- _Source data_

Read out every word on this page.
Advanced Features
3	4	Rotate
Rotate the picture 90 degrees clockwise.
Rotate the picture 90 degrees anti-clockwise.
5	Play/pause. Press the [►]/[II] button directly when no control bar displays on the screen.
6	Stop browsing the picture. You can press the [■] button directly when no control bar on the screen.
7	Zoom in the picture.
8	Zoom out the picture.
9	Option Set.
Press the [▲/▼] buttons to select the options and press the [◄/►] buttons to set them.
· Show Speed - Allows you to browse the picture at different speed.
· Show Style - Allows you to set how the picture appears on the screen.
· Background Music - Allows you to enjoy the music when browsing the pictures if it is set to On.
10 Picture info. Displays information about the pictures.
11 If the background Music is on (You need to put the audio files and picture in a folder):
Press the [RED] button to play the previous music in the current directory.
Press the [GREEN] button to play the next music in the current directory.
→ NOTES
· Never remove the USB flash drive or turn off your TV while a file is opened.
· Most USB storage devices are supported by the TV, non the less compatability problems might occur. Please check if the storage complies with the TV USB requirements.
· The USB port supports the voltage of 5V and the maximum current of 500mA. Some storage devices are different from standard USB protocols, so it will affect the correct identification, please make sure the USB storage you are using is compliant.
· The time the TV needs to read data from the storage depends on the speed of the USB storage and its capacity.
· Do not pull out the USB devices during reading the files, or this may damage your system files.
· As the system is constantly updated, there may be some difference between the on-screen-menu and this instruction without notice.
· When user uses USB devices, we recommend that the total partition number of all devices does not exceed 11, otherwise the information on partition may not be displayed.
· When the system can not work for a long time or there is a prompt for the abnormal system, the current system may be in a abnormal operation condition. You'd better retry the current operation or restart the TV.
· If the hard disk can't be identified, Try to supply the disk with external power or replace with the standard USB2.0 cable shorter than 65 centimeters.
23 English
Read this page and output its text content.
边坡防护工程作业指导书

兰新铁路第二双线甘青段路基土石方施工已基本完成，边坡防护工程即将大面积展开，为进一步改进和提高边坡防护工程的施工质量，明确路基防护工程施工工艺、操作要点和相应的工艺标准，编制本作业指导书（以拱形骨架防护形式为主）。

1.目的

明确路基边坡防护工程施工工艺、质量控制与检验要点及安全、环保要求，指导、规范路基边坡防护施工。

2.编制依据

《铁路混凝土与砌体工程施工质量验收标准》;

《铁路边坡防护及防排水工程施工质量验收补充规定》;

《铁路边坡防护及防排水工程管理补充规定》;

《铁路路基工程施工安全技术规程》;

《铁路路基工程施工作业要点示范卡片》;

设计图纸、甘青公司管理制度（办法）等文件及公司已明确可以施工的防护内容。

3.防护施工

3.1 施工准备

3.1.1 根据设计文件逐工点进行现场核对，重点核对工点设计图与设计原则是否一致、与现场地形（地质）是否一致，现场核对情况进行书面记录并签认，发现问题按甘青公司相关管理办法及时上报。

- _Required work_
Exactly as shown, repeat every record.

- _Exercise result_
Read out every word on this page.
Advanced Features
3	4	Rotate
Rotate the picture 90 degrees clockwise.
Rotate the picture 90 degrees anti-clockwise.
5	Play/pause. Press the [►]/[II] button directly when no control bar displays on the screen.
6	Stop browsing the picture. You can press the [■] button directly when no control bar on the screen.
7	Zoom in the picture.
8	Zoom out the picture.
9	Option Set.
Press the [▲/▼] buttons to select the options and press the [◄/►] buttons to set them.
· Show Speed - Allows you to browse the picture at different speed.
· Show Style - Allows you to set how the picture appears on the screen.
· Background Music - Allows you to enjoy the music when browsing the pictures if it is set to On.
10 Picture info. Displays information about the pictures.
11 If the background Music is on (You need to put the audio files and picture in a folder):
Press the [RED] button to play the previous music in the current directory.
Press the [GREEN] button to play the next music in the current directory.
→ NOTES
· Never remove the USB flash drive or turn off your TV while a file is opened.
· Most USB storage devices are supported by the TV, non the less compatability problems might occur. Please check if the storage complies with the TV USB requirements.
· The USB port supports the voltage of 5V and the maximum current of 500mA. Some storage devices are different from standard USB protocols, so it will affect the correct identification, please make sure the USB storage you are using is compliant.
· The time the TV needs to read data from the storage depends on the speed of the USB storage and its capacity.
· Do not pull out the USB devices during reading the files, or this may damage your system files.
· As the system is constantly updated, there may be some difference between the on-screen-menu and this instruction without notice.
· When user uses USB devices, we recommend that the total partition number of all devices does not exceed 11, otherwise the information on partition may not be displayed.
· When the system can not work for a long time or there is a prompt for the abnormal system, the current system may be in a abnormal operation condition. You'd better retry the current operation or restart the TV.
· If the hard disk can't be identified, Try to supply the disk with external power or replace with the standard USB2.0 cable shorter than 65 centimeters.
23 English
Read this page and output its text content.
边坡防护工程作业指导书

兰新铁路第二双线甘青段路基土石方施工已基本完成，边坡防护工程即将大面积展开，为进一步改进和提高边坡防护工程的施工质量，明确路基防护工程施工工艺、操作要点和相应的工艺标准，编制本作业指导书（以拱形骨架防护形式为主）。

1.目的

明确路基边坡防护工程施工工艺、质量控制与检验要点及安全、环保要求，指导、规范路基边坡防护施工。

2.编制依据

《铁路混凝土与砌体工程施工质量验收标准》;

《铁路边坡防护及防排水工程施工质量验收补充规定》;

《铁路边坡防护及防排水工程管理补充规定》;

《铁路路基工程施工安全技术规程》;

《铁路路基工程施工作业要点示范卡片》;

设计图纸、甘青公司管理制度（办法）等文件及公司已明确可以施工的防护内容。

3.防护施工

3.1 施工准备

3.1.1 根据设计文件逐工点进行现场核对，重点核对工点设计图与设计原则是否一致、与现场地形（地质）是否一致，现场核对情况进行书面记录并签认，发现问题按甘青公司相关管理办法及时上报。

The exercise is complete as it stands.